::: Record extracts

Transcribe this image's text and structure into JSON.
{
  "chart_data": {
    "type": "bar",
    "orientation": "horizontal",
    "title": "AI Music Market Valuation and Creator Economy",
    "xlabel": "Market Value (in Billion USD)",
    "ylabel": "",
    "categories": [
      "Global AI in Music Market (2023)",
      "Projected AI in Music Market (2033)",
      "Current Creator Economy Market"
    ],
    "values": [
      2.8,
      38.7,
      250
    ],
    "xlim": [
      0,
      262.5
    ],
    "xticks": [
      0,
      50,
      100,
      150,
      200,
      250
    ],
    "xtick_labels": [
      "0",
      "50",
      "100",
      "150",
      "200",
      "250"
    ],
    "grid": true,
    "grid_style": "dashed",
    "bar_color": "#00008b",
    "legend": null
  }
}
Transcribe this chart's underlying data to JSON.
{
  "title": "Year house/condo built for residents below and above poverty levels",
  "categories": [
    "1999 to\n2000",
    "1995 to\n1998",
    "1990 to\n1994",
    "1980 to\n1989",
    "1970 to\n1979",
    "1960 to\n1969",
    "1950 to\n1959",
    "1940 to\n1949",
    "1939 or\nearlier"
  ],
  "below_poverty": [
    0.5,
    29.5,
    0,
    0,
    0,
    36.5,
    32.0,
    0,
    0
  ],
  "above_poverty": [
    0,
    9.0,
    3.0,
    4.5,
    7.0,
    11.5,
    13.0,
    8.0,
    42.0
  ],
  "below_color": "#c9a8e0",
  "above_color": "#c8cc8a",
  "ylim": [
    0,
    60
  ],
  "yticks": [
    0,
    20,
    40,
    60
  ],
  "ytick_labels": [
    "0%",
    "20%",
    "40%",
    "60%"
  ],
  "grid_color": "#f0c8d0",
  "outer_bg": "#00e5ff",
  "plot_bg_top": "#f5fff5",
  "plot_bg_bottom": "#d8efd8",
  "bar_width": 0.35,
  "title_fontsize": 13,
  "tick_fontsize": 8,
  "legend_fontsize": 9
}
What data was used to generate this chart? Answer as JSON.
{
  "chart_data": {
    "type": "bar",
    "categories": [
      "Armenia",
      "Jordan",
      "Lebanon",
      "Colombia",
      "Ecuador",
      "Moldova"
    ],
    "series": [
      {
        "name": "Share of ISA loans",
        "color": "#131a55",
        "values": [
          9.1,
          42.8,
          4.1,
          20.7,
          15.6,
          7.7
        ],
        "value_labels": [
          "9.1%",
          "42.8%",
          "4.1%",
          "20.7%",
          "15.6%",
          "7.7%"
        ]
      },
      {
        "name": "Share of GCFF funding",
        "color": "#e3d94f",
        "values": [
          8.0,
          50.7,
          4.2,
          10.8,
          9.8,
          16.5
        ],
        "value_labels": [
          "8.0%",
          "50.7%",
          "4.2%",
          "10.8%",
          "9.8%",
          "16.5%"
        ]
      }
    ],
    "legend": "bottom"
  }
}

::::::
::: Record extracts

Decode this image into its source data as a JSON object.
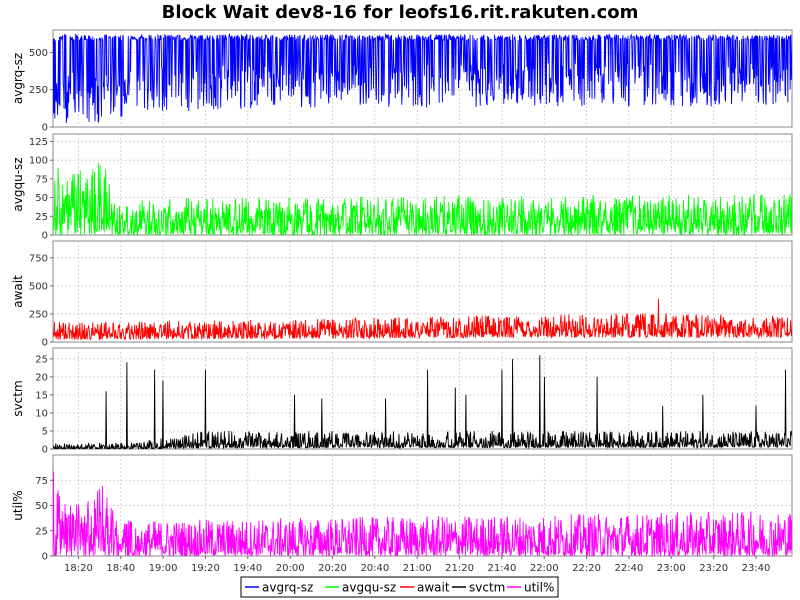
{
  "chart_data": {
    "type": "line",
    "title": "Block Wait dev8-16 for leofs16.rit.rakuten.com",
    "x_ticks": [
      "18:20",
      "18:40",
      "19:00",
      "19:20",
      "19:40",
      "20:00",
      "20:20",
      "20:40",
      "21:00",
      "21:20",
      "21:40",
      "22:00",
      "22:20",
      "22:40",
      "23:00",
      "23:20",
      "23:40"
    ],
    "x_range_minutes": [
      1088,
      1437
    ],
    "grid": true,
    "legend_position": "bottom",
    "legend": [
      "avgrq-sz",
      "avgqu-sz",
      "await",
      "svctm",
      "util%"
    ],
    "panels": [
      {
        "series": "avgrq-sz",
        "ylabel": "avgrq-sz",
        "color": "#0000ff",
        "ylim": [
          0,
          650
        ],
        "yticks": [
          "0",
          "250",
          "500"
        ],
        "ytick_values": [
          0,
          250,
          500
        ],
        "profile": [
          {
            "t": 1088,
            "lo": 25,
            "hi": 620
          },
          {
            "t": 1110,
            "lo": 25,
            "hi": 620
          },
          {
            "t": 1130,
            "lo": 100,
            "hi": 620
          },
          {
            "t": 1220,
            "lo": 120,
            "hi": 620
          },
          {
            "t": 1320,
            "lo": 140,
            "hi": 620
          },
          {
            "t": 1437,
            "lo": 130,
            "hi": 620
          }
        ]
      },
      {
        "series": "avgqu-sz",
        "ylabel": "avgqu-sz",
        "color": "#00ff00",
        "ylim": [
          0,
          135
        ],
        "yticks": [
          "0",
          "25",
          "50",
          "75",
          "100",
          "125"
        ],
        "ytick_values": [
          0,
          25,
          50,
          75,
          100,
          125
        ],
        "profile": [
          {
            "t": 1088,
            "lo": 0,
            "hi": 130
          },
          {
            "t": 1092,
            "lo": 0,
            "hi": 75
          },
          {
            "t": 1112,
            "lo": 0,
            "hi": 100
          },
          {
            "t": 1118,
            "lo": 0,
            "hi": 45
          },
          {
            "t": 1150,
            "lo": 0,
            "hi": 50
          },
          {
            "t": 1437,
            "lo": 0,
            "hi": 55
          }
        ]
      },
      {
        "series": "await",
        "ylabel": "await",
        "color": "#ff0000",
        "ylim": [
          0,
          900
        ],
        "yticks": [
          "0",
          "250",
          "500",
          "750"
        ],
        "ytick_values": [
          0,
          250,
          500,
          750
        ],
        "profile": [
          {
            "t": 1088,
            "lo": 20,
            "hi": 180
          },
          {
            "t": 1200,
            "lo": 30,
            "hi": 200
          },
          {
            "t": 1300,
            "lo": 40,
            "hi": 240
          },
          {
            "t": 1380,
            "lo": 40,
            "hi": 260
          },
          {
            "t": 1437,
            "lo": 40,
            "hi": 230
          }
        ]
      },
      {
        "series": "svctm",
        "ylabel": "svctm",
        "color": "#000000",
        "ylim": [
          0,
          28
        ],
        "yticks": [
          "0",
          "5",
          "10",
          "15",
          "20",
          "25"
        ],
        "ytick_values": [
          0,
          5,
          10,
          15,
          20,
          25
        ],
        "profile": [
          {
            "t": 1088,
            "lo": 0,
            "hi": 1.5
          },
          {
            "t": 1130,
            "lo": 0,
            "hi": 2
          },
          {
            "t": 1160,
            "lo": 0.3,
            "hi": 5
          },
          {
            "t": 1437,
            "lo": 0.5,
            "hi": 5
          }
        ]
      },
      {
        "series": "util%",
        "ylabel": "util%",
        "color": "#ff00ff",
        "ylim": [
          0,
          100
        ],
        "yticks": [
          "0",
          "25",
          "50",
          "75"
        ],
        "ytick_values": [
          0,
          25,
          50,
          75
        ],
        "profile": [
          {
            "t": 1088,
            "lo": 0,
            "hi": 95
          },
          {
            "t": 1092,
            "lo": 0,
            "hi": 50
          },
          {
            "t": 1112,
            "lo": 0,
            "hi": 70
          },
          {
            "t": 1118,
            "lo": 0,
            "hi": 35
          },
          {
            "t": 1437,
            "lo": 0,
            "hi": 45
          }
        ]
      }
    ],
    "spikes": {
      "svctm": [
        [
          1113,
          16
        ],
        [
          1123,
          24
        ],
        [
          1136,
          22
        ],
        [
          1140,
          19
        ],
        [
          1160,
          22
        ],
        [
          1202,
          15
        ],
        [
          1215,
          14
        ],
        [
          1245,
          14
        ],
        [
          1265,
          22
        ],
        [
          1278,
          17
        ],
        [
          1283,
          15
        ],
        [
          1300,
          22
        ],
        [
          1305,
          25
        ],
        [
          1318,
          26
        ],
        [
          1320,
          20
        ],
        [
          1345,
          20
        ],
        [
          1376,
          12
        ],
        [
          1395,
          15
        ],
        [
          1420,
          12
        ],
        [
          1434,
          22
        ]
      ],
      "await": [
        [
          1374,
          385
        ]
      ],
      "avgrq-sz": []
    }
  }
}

::::::

Pick out the lines that contain "this" and copy them.

§ Task answer
Transcribe this image's text and structure into JSON.
Transcribe this chart's underlying data to JSON.
What data was used to generate this chart? Answer as JSON.
Decode this image into its source data as a JSON object.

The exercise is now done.